• Brief
Do not copy the pictures; transcribe all other material exactly.

• Data excerpts
** BEGIN **

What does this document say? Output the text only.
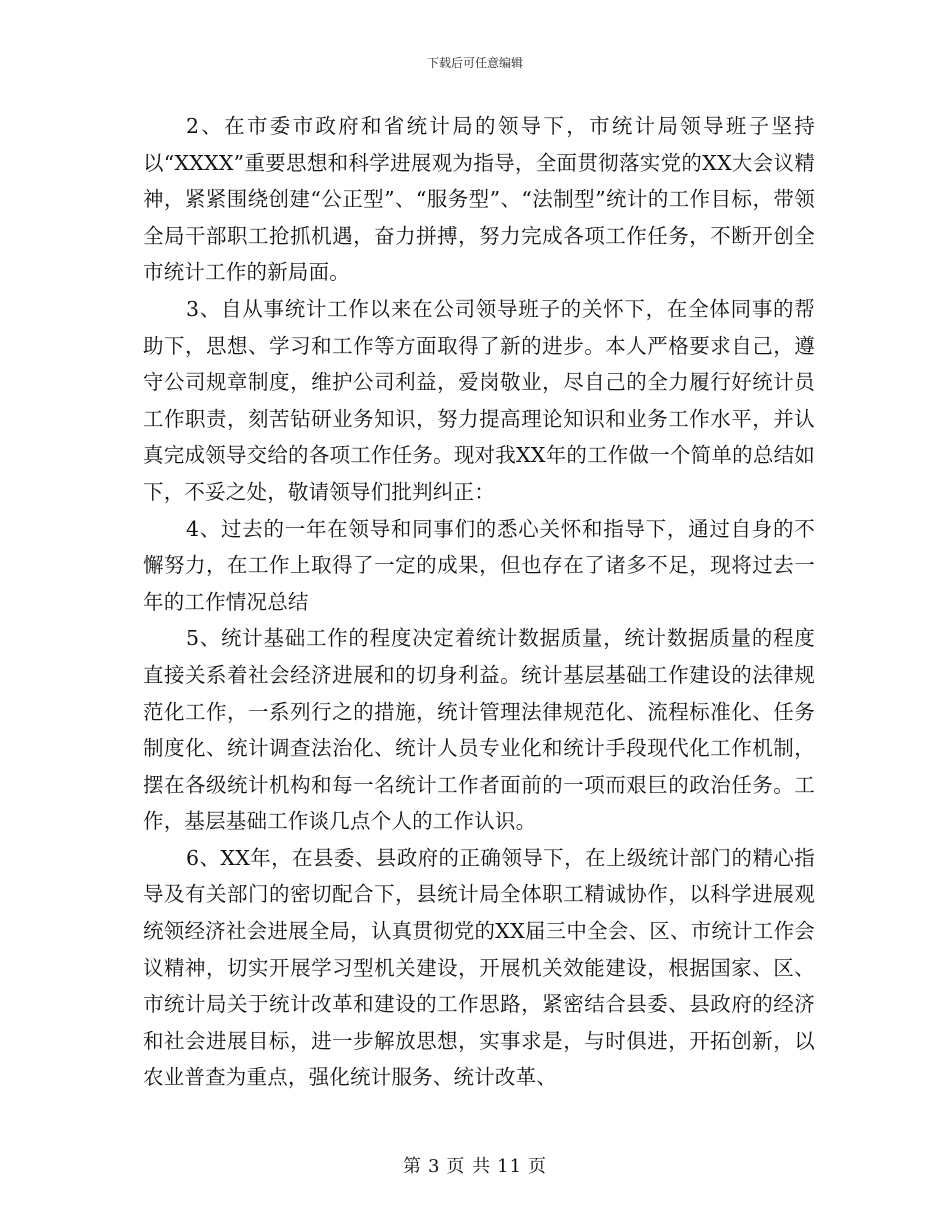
下载后可任意编辑

2、在市委市政府和省统计局的领导下，市统计局领导班子坚持以“XXXX”重要思想和科学进展观为指导，全面贯彻落实党的XX大会议精神，紧紧围绕创建“公正型”、“服务型”、“法制型”统计的工作目标，带领全局干部职工抢抓机遇，奋力拼搏，努力完成各项工作任务，不断开创全市统计工作的新局面。

3、自从事统计工作以来在公司领导班子的关怀下，在全体同事的帮助下，思想、学习和工作等方面取得了新的进步。本人严格要求自己，遵守公司规章制度，维护公司利益，爱岗敬业，尽自己的全力履行好统计员工作职责，刻苦钻研业务知识，努力提高理论知识和业务工作水平，并认真完成领导交给的各项工作任务。现对我XX年的工作做一个简单的总结如下，不妥之处，敬请领导们批判纠正：

4、过去的一年在领导和同事们的悉心关怀和指导下，通过自身的不懈努力，在工作上取得了一定的成果，但也存在了诸多不足，现将过去一年的工作情况总结

5、统计基础工作的程度决定着统计数据质量，统计数据质量的程度直接关系着社会经济进展和的切身利益。统计基层基础工作建设的法律规范化工作，一系列行之的措施，统计管理法律规范化、流程标准化、任务制度化、统计调查法治化、统计人员专业化和统计手段现代化工作机制，摆在各级统计机构和每一名统计工作者面前的一项而艰巨的政治任务。工作，基层基础工作谈几点个人的工作认识。

6、XX年，在县委、县政府的正确领导下，在上级统计部门的精心指导及有关部门的密切配合下，县统计局全体职工精诚协作，以科学进展观统领经济社会进展全局，认真贯彻党的XX届三中全会、区、市统计工作会议精神，切实开展学习型机关建设，开展机关效能建设，根据国家、区、市统计局关于统计改革和建设的工作思路，紧密结合县委、县政府的经济和社会进展目标，进一步解放思想，实事求是，与时俱进，开拓创新，以农业普查为重点，强化统计服务、统计改革、

第 3 页 共 11 页
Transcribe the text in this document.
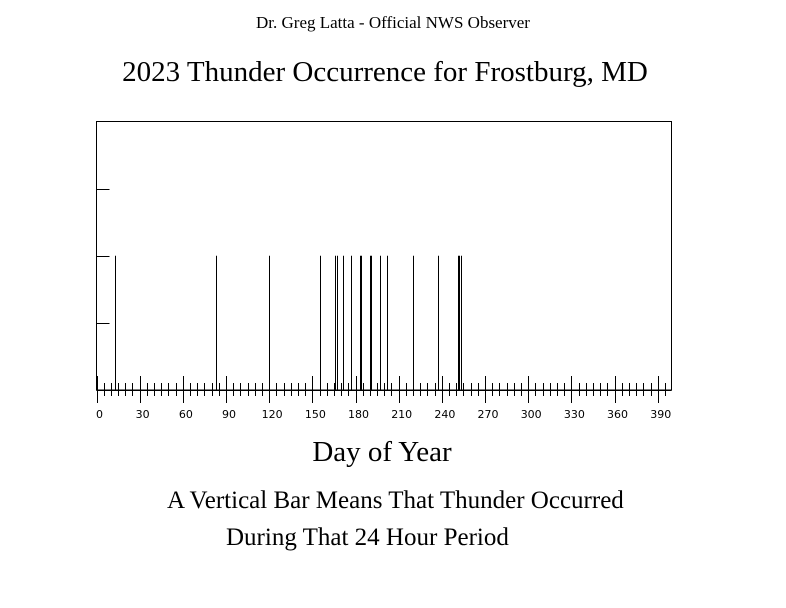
Dr. Greg Latta - Official NWS Observer
2023 Thunder Occurrence for Frostburg, MD
0	30	60	90 120 150 180 210 240 270 300 330 360 390
Day of Year
A Vertical Bar Means That Thunder Occurred
During That 24 Hour Period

** END **

• Worked solution
What does this document say? Output the text only.
下载后可任意编辑

2、在市委市政府和省统计局的领导下，市统计局领导班子坚持以“XXXX”重要思想和科学进展观为指导，全面贯彻落实党的XX大会议精神，紧紧围绕创建“公正型”、“服务型”、“法制型”统计的工作目标，带领全局干部职工抢抓机遇，奋力拼搏，努力完成各项工作任务，不断开创全市统计工作的新局面。

3、自从事统计工作以来在公司领导班子的关怀下，在全体同事的帮助下，思想、学习和工作等方面取得了新的进步。本人严格要求自己，遵守公司规章制度，维护公司利益，爱岗敬业，尽自己的全力履行好统计员工作职责，刻苦钻研业务知识，努力提高理论知识和业务工作水平，并认真完成领导交给的各项工作任务。现对我XX年的工作做一个简单的总结如下，不妥之处，敬请领导们批判纠正：

4、过去的一年在领导和同事们的悉心关怀和指导下，通过自身的不懈努力，在工作上取得了一定的成果，但也存在了诸多不足，现将过去一年的工作情况总结

5、统计基础工作的程度决定着统计数据质量，统计数据质量的程度直接关系着社会经济进展和的切身利益。统计基层基础工作建设的法律规范化工作，一系列行之的措施，统计管理法律规范化、流程标准化、任务制度化、统计调查法治化、统计人员专业化和统计手段现代化工作机制，摆在各级统计机构和每一名统计工作者面前的一项而艰巨的政治任务。工作，基层基础工作谈几点个人的工作认识。

6、XX年，在县委、县政府的正确领导下，在上级统计部门的精心指导及有关部门的密切配合下，县统计局全体职工精诚协作，以科学进展观统领经济社会进展全局，认真贯彻党的XX届三中全会、区、市统计工作会议精神，切实开展学习型机关建设，开展机关效能建设，根据国家、区、市统计局关于统计改革和建设的工作思路，紧密结合县委、县政府的经济和社会进展目标，进一步解放思想，实事求是，与时俱进，开拓创新，以农业普查为重点，强化统计服务、统计改革、

第 3 页 共 11 页
Transcribe the text in this document.
Dr. Greg Latta - Official NWS Observer
2023 Thunder Occurrence for Frostburg, MD
0	30	60	90 120 150 180 210 240 270 300 330 360 390
Day of Year
A Vertical Bar Means That Thunder Occurred
During That 24 Hour Period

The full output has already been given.